Check every second
"""
import logging
import os
import signal
import time
import psutil
# Set up logging
logging.basicConfig(
level=logging.INFO, format="%(asctime)s - %(levelname)s - %(message)s", filename="memory_sentinel.log", filemode="a"
)
# Memory threshold in GB
MEMORY_THRESHOLD_GB = 5
# Convert to bytes for comparison
MEMORY_THRESHOLD_BYTES = MEMORY_THRESHOLD_GB * 1024 * 1024 * 1024
def get_available_ram():
"""Get the available RAM in bytes, excluding swap."""
return psutil.virtual_memory().available
def get_total_ram():
"""Get the total RAM in bytes, excluding swap."""
return psutil.virtual_memory().total
def get_used_ram():
"""Get the used RAM in bytes."""
return psutil.virtual_memory().used
def get_process_with_highest_memory():
"""Find the process with the highest memory consumption."""
processes = []
for proc in psutil.process_iter(["pid", "name", "memory_info"]):
try:
processes.append((proc.info["pid"], proc.info["name"], proc.info["memory_info"].rss))

■ REQUIRED ACTION A
Answer these questions from the memory monitoring script, putting each answer on its own line with the matching mark:
(i) What file does the logging setup write to?
(ii) What memory threshold in GB does the script set?
(iii) Which attribute of psutil.virtual_memory() does get_available_ram return?
■ REQUIRED ACTION B
Do these statements agree with the memory monitoring script? For each, answer yes or no and quote the words from the script that decide it.
(i) The log file is opened in append mode.
(ii) The docstring of get_used_ram says it excludes swap.
(iii) The logging level is set to DEBUG.
■ REQUIRED ACTION C
Can you write the next part of the memory monitoring script, starting right after its last line shown?
The records below come from a separate source that has nothing to do with the memory monitoring script.

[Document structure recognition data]
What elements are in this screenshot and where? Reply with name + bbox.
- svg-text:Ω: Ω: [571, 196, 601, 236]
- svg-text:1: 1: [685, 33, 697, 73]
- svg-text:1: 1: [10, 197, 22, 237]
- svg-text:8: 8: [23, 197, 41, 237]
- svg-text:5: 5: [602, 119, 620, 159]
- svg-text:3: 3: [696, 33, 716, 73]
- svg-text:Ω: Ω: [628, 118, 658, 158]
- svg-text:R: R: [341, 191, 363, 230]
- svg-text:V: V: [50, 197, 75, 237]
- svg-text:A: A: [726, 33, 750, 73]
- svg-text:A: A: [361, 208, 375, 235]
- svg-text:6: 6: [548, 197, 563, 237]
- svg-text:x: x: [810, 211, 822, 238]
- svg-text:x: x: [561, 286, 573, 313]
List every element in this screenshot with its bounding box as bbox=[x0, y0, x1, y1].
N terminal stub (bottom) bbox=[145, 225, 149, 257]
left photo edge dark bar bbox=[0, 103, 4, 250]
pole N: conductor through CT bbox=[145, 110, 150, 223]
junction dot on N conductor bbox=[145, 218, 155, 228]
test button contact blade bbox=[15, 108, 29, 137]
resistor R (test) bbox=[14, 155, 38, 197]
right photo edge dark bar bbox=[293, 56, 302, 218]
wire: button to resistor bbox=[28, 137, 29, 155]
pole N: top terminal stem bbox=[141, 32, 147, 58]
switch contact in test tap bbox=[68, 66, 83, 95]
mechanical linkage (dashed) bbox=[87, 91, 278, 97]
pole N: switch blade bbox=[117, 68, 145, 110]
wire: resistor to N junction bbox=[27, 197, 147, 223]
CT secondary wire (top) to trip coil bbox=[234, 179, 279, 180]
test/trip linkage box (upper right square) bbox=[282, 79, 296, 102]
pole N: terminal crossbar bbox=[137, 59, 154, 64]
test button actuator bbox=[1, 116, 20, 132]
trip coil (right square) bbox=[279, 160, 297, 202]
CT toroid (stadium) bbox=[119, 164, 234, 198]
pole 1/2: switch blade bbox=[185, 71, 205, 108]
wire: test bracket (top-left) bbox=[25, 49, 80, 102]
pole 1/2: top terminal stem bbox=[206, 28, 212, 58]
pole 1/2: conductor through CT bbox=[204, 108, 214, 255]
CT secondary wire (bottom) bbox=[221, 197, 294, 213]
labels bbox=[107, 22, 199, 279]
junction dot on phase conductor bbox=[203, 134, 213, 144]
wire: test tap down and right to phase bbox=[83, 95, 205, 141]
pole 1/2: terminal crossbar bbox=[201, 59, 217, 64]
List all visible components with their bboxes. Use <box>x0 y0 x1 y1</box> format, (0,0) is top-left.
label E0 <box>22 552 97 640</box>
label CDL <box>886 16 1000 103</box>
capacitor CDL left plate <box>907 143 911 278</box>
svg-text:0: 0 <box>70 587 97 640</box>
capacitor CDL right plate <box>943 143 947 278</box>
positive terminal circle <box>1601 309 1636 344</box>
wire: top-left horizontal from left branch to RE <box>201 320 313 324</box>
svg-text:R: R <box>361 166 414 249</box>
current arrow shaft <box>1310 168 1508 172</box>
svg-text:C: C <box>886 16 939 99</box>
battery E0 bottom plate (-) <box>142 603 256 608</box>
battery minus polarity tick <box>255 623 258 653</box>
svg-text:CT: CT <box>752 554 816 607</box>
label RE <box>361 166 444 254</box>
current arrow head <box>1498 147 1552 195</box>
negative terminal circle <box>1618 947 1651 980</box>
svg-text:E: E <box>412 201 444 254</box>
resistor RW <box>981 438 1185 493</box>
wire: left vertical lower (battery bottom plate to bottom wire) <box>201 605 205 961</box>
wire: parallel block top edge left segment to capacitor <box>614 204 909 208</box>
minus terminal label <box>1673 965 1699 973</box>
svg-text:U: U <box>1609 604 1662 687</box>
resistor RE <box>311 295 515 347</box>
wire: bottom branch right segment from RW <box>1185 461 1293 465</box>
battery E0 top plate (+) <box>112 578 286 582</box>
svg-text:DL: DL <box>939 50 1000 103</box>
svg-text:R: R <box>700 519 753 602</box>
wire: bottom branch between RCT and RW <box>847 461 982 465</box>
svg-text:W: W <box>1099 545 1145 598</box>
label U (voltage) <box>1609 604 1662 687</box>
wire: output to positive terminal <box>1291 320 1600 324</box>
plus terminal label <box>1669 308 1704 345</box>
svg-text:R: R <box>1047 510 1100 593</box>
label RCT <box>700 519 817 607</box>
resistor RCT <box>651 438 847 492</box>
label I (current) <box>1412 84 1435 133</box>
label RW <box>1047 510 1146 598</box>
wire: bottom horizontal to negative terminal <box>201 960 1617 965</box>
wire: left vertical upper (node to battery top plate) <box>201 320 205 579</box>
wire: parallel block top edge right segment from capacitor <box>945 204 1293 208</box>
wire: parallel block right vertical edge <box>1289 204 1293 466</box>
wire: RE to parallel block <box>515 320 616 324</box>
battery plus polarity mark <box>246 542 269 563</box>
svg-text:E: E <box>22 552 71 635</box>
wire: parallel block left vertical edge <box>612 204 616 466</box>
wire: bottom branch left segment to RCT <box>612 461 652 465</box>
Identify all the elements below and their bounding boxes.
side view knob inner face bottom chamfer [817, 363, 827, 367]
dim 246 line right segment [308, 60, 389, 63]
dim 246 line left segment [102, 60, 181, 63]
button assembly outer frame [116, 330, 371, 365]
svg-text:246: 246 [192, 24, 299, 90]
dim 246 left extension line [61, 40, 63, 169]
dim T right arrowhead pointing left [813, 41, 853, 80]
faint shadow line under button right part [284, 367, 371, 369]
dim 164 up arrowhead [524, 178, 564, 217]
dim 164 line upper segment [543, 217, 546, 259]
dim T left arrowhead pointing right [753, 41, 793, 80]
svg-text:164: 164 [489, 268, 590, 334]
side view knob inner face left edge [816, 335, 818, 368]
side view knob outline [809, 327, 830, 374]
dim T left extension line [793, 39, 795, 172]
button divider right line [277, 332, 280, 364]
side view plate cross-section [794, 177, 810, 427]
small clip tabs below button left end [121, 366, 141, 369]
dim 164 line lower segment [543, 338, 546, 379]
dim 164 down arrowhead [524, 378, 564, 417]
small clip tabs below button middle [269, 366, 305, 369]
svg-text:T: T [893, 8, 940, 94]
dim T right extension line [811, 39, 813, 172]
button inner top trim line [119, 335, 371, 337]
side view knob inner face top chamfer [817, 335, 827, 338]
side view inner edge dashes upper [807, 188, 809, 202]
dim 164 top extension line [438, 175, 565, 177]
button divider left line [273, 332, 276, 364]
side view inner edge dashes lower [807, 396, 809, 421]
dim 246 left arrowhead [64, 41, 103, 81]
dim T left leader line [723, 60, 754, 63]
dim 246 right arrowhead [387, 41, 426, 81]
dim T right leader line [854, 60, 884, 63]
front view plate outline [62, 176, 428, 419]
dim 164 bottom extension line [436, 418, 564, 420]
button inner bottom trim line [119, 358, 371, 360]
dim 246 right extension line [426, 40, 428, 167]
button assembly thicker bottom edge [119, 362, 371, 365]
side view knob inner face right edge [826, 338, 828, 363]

■ TASK RESPONSE A
(i) memory_sentinel.log
(ii) 5
(iii) available

■ TASK RESPONSE B
(i) Yes: filemode="a"
(ii) No: "Get the used RAM in bytes."
(iii) No: level=logging.INFO

■ TASK RESPONSE C
except (psutil.NoSuchProcess, psutil.AccessDenied, psutil.ZombieProcess):
pass
# Sort by memory usage (descending)
processes.sort(key=lambda x: x[2], reverse=True)
if processes:
return processes[0]
return None
def kill_process(pid):
"""Kill a process using SIGKILL."""
try:
os.kill(pid, signal.SIGKILL)
return True
except OSError as e:
logging.error(f"Failed to kill process {pid}: {e}")
return False
def format_bytes(bytes_value):
"""Format bytes to a human-readable string."""
for unit in ["B", "KB", "MB", "GB", "TB"]:
if bytes_value < 1024.0:
return f"{bytes_value:.2f} {unit}"
bytes_value /= 1024.0
return f"{bytes_value:.2f} PB"
def main():
"""Main function that runs the memory monitoring loop."""
logging.info("Memory Sentinel started")
logging.info(f"Memory threshold set to {MEMORY_THRESHOLD_GB}GB")
try:
while True:
available_ram = get_available_ram()
total_ram = get_total_ram()
used_ram = get_used_ram()
logging.debug(
f"Total RAM: {format_bytes(total_ram)}, "
+ f"Used RAM: {format_bytes(used_ram)}, "
+ f"Available RAM: {format_bytes(available_ram)}"
)
if available_ram < MEMORY_THRESHOLD_BYTES:
logging.warning(
f"Available RAM ({format_bytes(available_ram)}) " + f"below threshold of {MEMORY_THRESHOLD_GB}GB"
)
process = get_process_with_highest_memory()
if process:
pid, name, memory = process
logging.warning(f"Killing process {pid} ({name}) " + f"using {format_bytes(memory)}")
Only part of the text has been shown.